• [To be done]: Quote the listing in full, exactly as given, minus any pictures.

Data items
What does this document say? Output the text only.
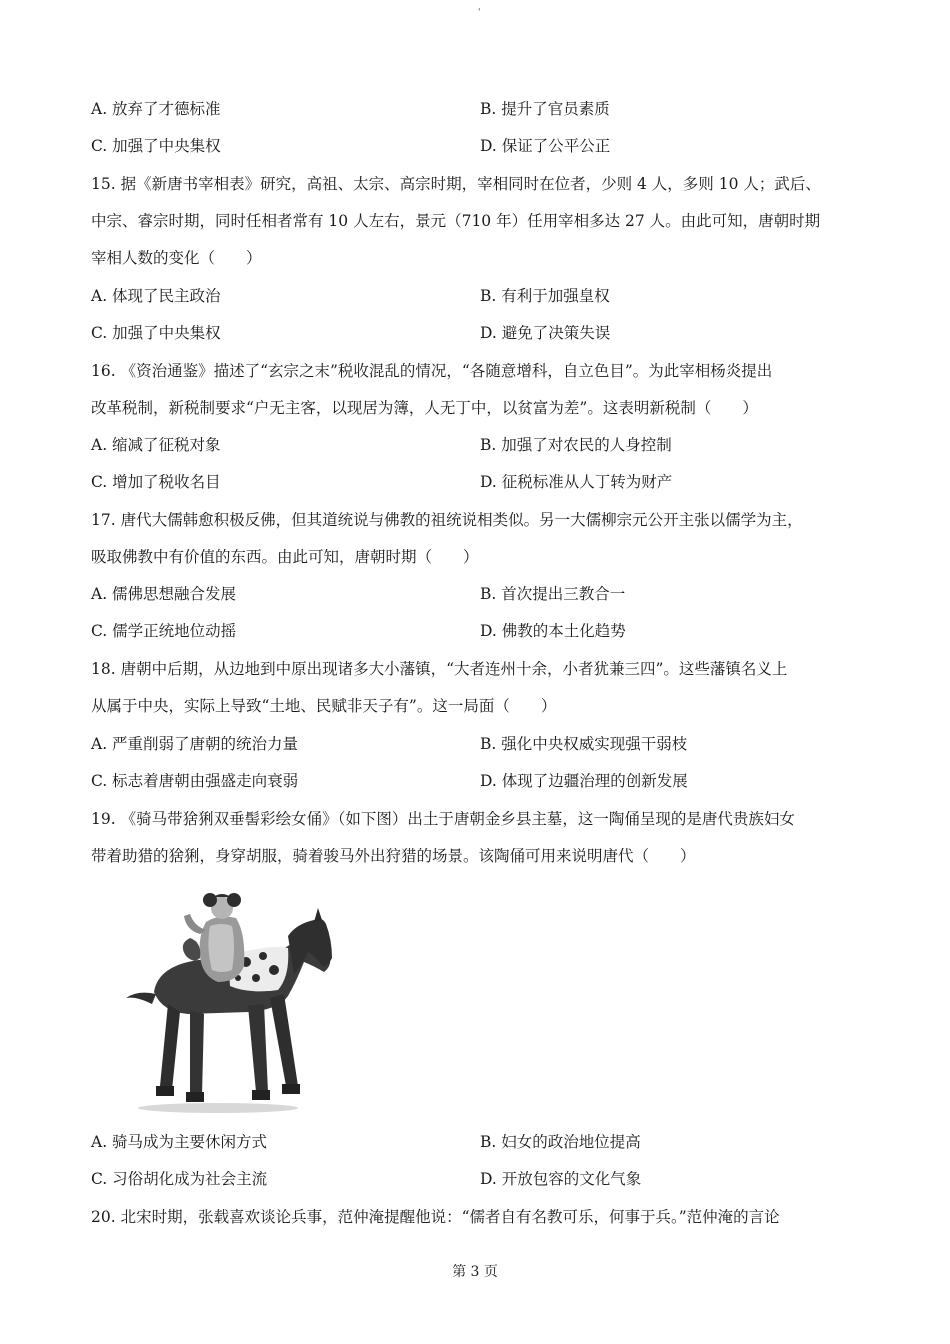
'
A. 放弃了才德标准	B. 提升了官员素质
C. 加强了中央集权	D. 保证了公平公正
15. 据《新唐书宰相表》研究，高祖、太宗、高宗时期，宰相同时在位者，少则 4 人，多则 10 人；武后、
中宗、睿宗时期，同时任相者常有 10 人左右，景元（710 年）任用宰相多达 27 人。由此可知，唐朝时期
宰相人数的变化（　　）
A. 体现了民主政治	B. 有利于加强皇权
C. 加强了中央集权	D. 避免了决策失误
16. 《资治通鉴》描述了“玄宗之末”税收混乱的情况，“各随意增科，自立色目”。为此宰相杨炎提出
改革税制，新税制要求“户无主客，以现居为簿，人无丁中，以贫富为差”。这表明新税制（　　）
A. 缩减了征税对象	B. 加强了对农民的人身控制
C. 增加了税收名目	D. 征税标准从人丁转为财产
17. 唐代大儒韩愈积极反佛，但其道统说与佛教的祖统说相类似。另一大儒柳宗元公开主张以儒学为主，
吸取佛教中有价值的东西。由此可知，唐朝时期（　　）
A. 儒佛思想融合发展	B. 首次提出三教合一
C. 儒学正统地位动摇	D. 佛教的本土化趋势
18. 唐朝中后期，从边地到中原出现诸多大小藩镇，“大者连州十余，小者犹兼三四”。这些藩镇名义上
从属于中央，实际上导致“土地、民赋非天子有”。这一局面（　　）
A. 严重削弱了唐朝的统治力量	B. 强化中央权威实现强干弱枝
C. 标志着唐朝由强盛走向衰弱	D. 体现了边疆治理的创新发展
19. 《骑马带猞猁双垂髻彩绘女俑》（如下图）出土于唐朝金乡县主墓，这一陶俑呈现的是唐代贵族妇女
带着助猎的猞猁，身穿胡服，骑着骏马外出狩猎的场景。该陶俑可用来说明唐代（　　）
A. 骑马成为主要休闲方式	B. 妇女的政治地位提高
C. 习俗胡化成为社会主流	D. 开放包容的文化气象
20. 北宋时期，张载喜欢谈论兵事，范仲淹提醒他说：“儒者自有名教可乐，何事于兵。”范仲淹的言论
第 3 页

• [Full answer]:
What does this document say? Output the text only.
'
A. 放弃了才德标准	B. 提升了官员素质
C. 加强了中央集权	D. 保证了公平公正
15. 据《新唐书宰相表》研究，高祖、太宗、高宗时期，宰相同时在位者，少则 4 人，多则 10 人；武后、
中宗、睿宗时期，同时任相者常有 10 人左右，景元（710 年）任用宰相多达 27 人。由此可知，唐朝时期
宰相人数的变化（　　）
A. 体现了民主政治	B. 有利于加强皇权
C. 加强了中央集权	D. 避免了决策失误
16. 《资治通鉴》描述了“玄宗之末”税收混乱的情况，“各随意增科，自立色目”。为此宰相杨炎提出
改革税制，新税制要求“户无主客，以现居为簿，人无丁中，以贫富为差”。这表明新税制（　　）
A. 缩减了征税对象	B. 加强了对农民的人身控制
C. 增加了税收名目	D. 征税标准从人丁转为财产
17. 唐代大儒韩愈积极反佛，但其道统说与佛教的祖统说相类似。另一大儒柳宗元公开主张以儒学为主，
吸取佛教中有价值的东西。由此可知，唐朝时期（　　）
A. 儒佛思想融合发展	B. 首次提出三教合一
C. 儒学正统地位动摇	D. 佛教的本土化趋势
18. 唐朝中后期，从边地到中原出现诸多大小藩镇，“大者连州十余，小者犹兼三四”。这些藩镇名义上
从属于中央，实际上导致“土地、民赋非天子有”。这一局面（　　）
A. 严重削弱了唐朝的统治力量	B. 强化中央权威实现强干弱枝
C. 标志着唐朝由强盛走向衰弱	D. 体现了边疆治理的创新发展
19. 《骑马带猞猁双垂髻彩绘女俑》（如下图）出土于唐朝金乡县主墓，这一陶俑呈现的是唐代贵族妇女
带着助猎的猞猁，身穿胡服，骑着骏马外出狩猎的场景。该陶俑可用来说明唐代（　　）
A. 骑马成为主要休闲方式	B. 妇女的政治地位提高
C. 习俗胡化成为社会主流	D. 开放包容的文化气象
20. 北宋时期，张载喜欢谈论兵事，范仲淹提醒他说：“儒者自有名教可乐，何事于兵。”范仲淹的言论
第 3 页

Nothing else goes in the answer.